Dataset items
========================================
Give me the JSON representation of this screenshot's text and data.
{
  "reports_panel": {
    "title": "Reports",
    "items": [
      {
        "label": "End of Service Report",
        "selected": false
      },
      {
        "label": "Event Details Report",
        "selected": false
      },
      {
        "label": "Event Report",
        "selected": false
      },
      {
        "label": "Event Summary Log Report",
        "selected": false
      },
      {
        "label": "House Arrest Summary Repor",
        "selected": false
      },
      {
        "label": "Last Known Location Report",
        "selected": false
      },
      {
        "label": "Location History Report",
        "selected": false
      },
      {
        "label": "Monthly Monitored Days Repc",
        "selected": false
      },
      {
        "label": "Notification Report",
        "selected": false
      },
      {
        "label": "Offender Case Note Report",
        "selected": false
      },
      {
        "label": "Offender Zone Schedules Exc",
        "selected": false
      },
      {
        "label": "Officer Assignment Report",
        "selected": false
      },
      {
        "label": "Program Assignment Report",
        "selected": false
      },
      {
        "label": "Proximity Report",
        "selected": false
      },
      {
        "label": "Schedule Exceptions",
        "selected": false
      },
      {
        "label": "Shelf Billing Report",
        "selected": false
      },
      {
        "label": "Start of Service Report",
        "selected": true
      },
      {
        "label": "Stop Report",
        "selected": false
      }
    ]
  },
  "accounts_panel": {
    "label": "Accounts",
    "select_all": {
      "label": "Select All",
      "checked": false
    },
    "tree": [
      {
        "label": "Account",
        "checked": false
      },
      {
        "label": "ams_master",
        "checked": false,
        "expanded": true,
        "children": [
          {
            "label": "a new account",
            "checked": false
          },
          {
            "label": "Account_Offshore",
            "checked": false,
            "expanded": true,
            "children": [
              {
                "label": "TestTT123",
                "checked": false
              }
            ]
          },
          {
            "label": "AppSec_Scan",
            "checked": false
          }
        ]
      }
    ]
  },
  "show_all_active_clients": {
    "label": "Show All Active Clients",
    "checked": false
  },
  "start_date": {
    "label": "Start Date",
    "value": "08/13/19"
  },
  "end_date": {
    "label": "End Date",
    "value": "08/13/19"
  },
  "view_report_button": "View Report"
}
========================================
*Problem to solve*. Repeat the records above in full, character for character.

*The answer*.
Give me the JSON representation of this screenshot's text and data.
{
  "reports_panel": {
    "title": "Reports",
    "items": [
      {
        "label": "End of Service Report",
        "selected": false
      },
      {
        "label": "Event Details Report",
        "selected": false
      },
      {
        "label": "Event Report",
        "selected": false
      },
      {
        "label": "Event Summary Log Report",
        "selected": false
      },
      {
        "label": "House Arrest Summary Repor",
        "selected": false
      },
      {
        "label": "Last Known Location Report",
        "selected": false
      },
      {
        "label": "Location History Report",
        "selected": false
      },
      {
        "label": "Monthly Monitored Days Repc",
        "selected": false
      },
      {
        "label": "Notification Report",
        "selected": false
      },
      {
        "label": "Offender Case Note Report",
        "selected": false
      },
      {
        "label": "Offender Zone Schedules Exc",
        "selected": false
      },
      {
        "label": "Officer Assignment Report",
        "selected": false
      },
      {
        "label": "Program Assignment Report",
        "selected": false
      },
      {
        "label": "Proximity Report",
        "selected": false
      },
      {
        "label": "Schedule Exceptions",
        "selected": false
      },
      {
        "label": "Shelf Billing Report",
        "selected": false
      },
      {
        "label": "Start of Service Report",
        "selected": true
      },
      {
        "label": "Stop Report",
        "selected": false
      }
    ]
  },
  "accounts_panel": {
    "label": "Accounts",
    "select_all": {
      "label": "Select All",
      "checked": false
    },
    "tree": [
      {
        "label": "Account",
        "checked": false
      },
      {
        "label": "ams_master",
        "checked": false,
        "expanded": true,
        "children": [
          {
            "label": "a new account",
            "checked": false
          },
          {
            "label": "Account_Offshore",
            "checked": false,
            "expanded": true,
            "children": [
              {
                "label": "TestTT123",
                "checked": false
              }
            ]
          },
          {
            "label": "AppSec_Scan",
            "checked": false
          }
        ]
      }
    ]
  },
  "show_all_active_clients": {
    "label": "Show All Active Clients",
    "checked": false
  },
  "start_date": {
    "label": "Start Date",
    "value": "08/13/19"
  },
  "end_date": {
    "label": "End Date",
    "value": "08/13/19"
  },
  "view_report_button": "View Report"
}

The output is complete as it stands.